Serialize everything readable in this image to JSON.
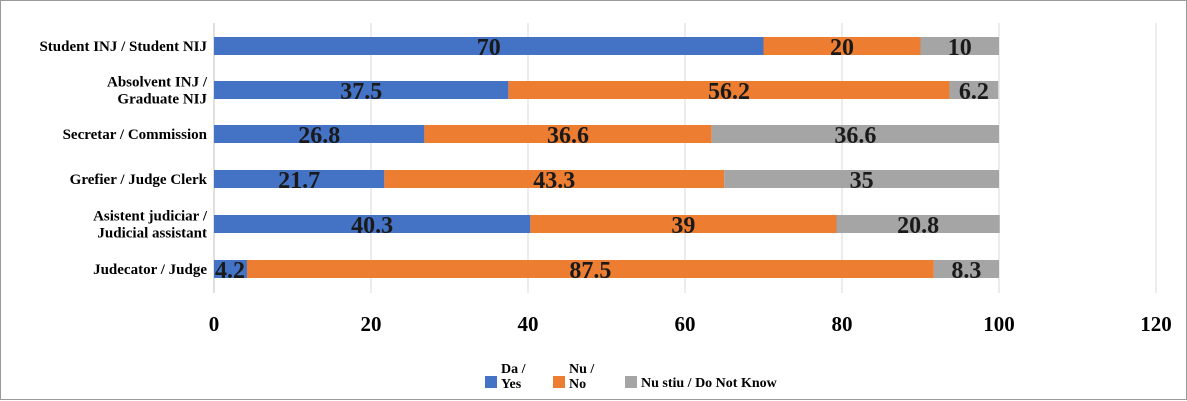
{
  "chart_data": {
    "type": "bar",
    "orientation": "horizontal",
    "stacked": true,
    "categories": [
      [
        "Student INJ / Student NIJ"
      ],
      [
        "Absolvent INJ /",
        "Graduate NIJ"
      ],
      [
        "Secretar / Commission"
      ],
      [
        "Grefier / Judge Clerk"
      ],
      [
        "Asistent judiciar /",
        "Judicial assistant"
      ],
      [
        "Judecator / Judge"
      ]
    ],
    "series": [
      {
        "name": [
          "Da /",
          "Yes"
        ],
        "color": "#4472C4",
        "values": [
          70,
          37.5,
          26.8,
          21.7,
          40.3,
          4.2
        ]
      },
      {
        "name": [
          "Nu /",
          "No"
        ],
        "color": "#ED7D31",
        "values": [
          20,
          56.2,
          36.6,
          43.3,
          39,
          87.5
        ]
      },
      {
        "name": [
          "Nu stiu / Do Not Know"
        ],
        "color": "#A5A5A5",
        "values": [
          10,
          6.2,
          36.6,
          35,
          20.8,
          8.3
        ]
      }
    ],
    "xlim": [
      0,
      120
    ],
    "xticks": [
      "0",
      "20",
      "40",
      "60",
      "80",
      "100",
      "120"
    ],
    "grid": "vertical",
    "legend_position": "bottom",
    "title": "",
    "xlabel": "",
    "ylabel": ""
  }
}
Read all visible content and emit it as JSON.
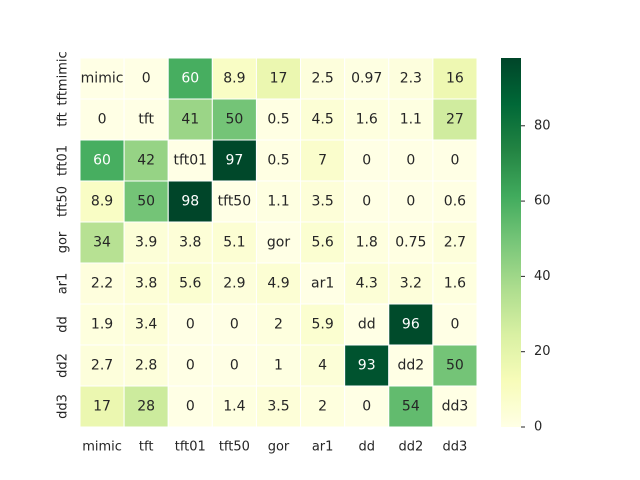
{
  "chart_data": {
    "type": "heatmap",
    "title": "",
    "xlabel": "",
    "ylabel": "",
    "row_labels": [
      "tftmimic",
      "tft",
      "tft01",
      "tft50",
      "gor",
      "ar1",
      "dd",
      "dd2",
      "dd3"
    ],
    "col_labels": [
      "mimic",
      "tft",
      "tft01",
      "tft50",
      "gor",
      "ar1",
      "dd",
      "dd2",
      "dd3"
    ],
    "values": [
      [
        null,
        0,
        60,
        8.9,
        17,
        2.5,
        0.97,
        2.3,
        16
      ],
      [
        0,
        null,
        41,
        50,
        0.5,
        4.5,
        1.6,
        1.1,
        27
      ],
      [
        60,
        42,
        null,
        97,
        0.5,
        7,
        0,
        0,
        0
      ],
      [
        8.9,
        50,
        98,
        null,
        1.1,
        3.5,
        0,
        0,
        0.6
      ],
      [
        34,
        3.9,
        3.8,
        5.1,
        null,
        5.6,
        1.8,
        0.75,
        2.7
      ],
      [
        2.2,
        3.8,
        5.6,
        2.9,
        4.9,
        null,
        4.3,
        3.2,
        1.6
      ],
      [
        1.9,
        3.4,
        0,
        0,
        2,
        5.9,
        null,
        96,
        0
      ],
      [
        2.7,
        2.8,
        0,
        0,
        1,
        4,
        93,
        null,
        50
      ],
      [
        17,
        28,
        0,
        1.4,
        3.5,
        2,
        0,
        54,
        null
      ]
    ],
    "cell_labels": [
      [
        "mimic",
        "0",
        "60",
        "8.9",
        "17",
        "2.5",
        "0.97",
        "2.3",
        "16"
      ],
      [
        "0",
        "tft",
        "41",
        "50",
        "0.5",
        "4.5",
        "1.6",
        "1.1",
        "27"
      ],
      [
        "60",
        "42",
        "tft01",
        "97",
        "0.5",
        "7",
        "0",
        "0",
        "0"
      ],
      [
        "8.9",
        "50",
        "98",
        "tft50",
        "1.1",
        "3.5",
        "0",
        "0",
        "0.6"
      ],
      [
        "34",
        "3.9",
        "3.8",
        "5.1",
        "gor",
        "5.6",
        "1.8",
        "0.75",
        "2.7"
      ],
      [
        "2.2",
        "3.8",
        "5.6",
        "2.9",
        "4.9",
        "ar1",
        "4.3",
        "3.2",
        "1.6"
      ],
      [
        "1.9",
        "3.4",
        "0",
        "0",
        "2",
        "5.9",
        "dd",
        "96",
        "0"
      ],
      [
        "2.7",
        "2.8",
        "0",
        "0",
        "1",
        "4",
        "93",
        "dd2",
        "50"
      ],
      [
        "17",
        "28",
        "0",
        "1.4",
        "3.5",
        "2",
        "0",
        "54",
        "dd3"
      ]
    ],
    "colorbar": {
      "colormap": "YlGn",
      "range": [
        0,
        98
      ],
      "ticks": [
        0,
        20,
        40,
        60,
        80
      ],
      "tick_labels": [
        "0",
        "20",
        "40",
        "60",
        "80"
      ]
    },
    "colors": {
      "diagonal_fill": "#ffffe5",
      "cell_border": "#ffffff",
      "text_dark": "#262626",
      "text_light": "#ffffff"
    },
    "grid": false
  }
}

-=-=-

Make an exact copy of all the material, but keep the pictures out of it.

• _ANSWER_
Serialize everything readable in this image to JSON.
{
  "chart_data": {
    "type": "bar",
    "orientation": "horizontal",
    "stacked": true,
    "categories": [
      [
        "Student INJ / Student NIJ"
      ],
      [
        "Absolvent INJ /",
        "Graduate NIJ"
      ],
      [
        "Secretar / Commission"
      ],
      [
        "Grefier / Judge Clerk"
      ],
      [
        "Asistent judiciar /",
        "Judicial assistant"
      ],
      [
        "Judecator / Judge"
      ]
    ],
    "series": [
      {
        "name": [
          "Da /",
          "Yes"
        ],
        "color": "#4472C4",
        "values": [
          70,
          37.5,
          26.8,
          21.7,
          40.3,
          4.2
        ]
      },
      {
        "name": [
          "Nu /",
          "No"
        ],
        "color": "#ED7D31",
        "values": [
          20,
          56.2,
          36.6,
          43.3,
          39,
          87.5
        ]
      },
      {
        "name": [
          "Nu stiu / Do Not Know"
        ],
        "color": "#A5A5A5",
        "values": [
          10,
          6.2,
          36.6,
          35,
          20.8,
          8.3
        ]
      }
    ],
    "xlim": [
      0,
      120
    ],
    "xticks": [
      "0",
      "20",
      "40",
      "60",
      "80",
      "100",
      "120"
    ],
    "grid": "vertical",
    "legend_position": "bottom",
    "title": "",
    "xlabel": "",
    "ylabel": ""
  }
}
Read all visible content and emit it as JSON.
{
  "chart_data": {
    "type": "heatmap",
    "title": "",
    "xlabel": "",
    "ylabel": "",
    "row_labels": [
      "tftmimic",
      "tft",
      "tft01",
      "tft50",
      "gor",
      "ar1",
      "dd",
      "dd2",
      "dd3"
    ],
    "col_labels": [
      "mimic",
      "tft",
      "tft01",
      "tft50",
      "gor",
      "ar1",
      "dd",
      "dd2",
      "dd3"
    ],
    "values": [
      [
        null,
        0,
        60,
        8.9,
        17,
        2.5,
        0.97,
        2.3,
        16
      ],
      [
        0,
        null,
        41,
        50,
        0.5,
        4.5,
        1.6,
        1.1,
        27
      ],
      [
        60,
        42,
        null,
        97,
        0.5,
        7,
        0,
        0,
        0
      ],
      [
        8.9,
        50,
        98,
        null,
        1.1,
        3.5,
        0,
        0,
        0.6
      ],
      [
        34,
        3.9,
        3.8,
        5.1,
        null,
        5.6,
        1.8,
        0.75,
        2.7
      ],
      [
        2.2,
        3.8,
        5.6,
        2.9,
        4.9,
        null,
        4.3,
        3.2,
        1.6
      ],
      [
        1.9,
        3.4,
        0,
        0,
        2,
        5.9,
        null,
        96,
        0
      ],
      [
        2.7,
        2.8,
        0,
        0,
        1,
        4,
        93,
        null,
        50
      ],
      [
        17,
        28,
        0,
        1.4,
        3.5,
        2,
        0,
        54,
        null
      ]
    ],
    "cell_labels": [
      [
        "mimic",
        "0",
        "60",
        "8.9",
        "17",
        "2.5",
        "0.97",
        "2.3",
        "16"
      ],
      [
        "0",
        "tft",
        "41",
        "50",
        "0.5",
        "4.5",
        "1.6",
        "1.1",
        "27"
      ],
      [
        "60",
        "42",
        "tft01",
        "97",
        "0.5",
        "7",
        "0",
        "0",
        "0"
      ],
      [
        "8.9",
        "50",
        "98",
        "tft50",
        "1.1",
        "3.5",
        "0",
        "0",
        "0.6"
      ],
      [
        "34",
        "3.9",
        "3.8",
        "5.1",
        "gor",
        "5.6",
        "1.8",
        "0.75",
        "2.7"
      ],
      [
        "2.2",
        "3.8",
        "5.6",
        "2.9",
        "4.9",
        "ar1",
        "4.3",
        "3.2",
        "1.6"
      ],
      [
        "1.9",
        "3.4",
        "0",
        "0",
        "2",
        "5.9",
        "dd",
        "96",
        "0"
      ],
      [
        "2.7",
        "2.8",
        "0",
        "0",
        "1",
        "4",
        "93",
        "dd2",
        "50"
      ],
      [
        "17",
        "28",
        "0",
        "1.4",
        "3.5",
        "2",
        "0",
        "54",
        "dd3"
      ]
    ],
    "colorbar": {
      "colormap": "YlGn",
      "range": [
        0,
        98
      ],
      "ticks": [
        0,
        20,
        40,
        60,
        80
      ],
      "tick_labels": [
        "0",
        "20",
        "40",
        "60",
        "80"
      ]
    },
    "colors": {
      "diagonal_fill": "#ffffe5",
      "cell_border": "#ffffff",
      "text_dark": "#262626",
      "text_light": "#ffffff"
    },
    "grid": false
  }
}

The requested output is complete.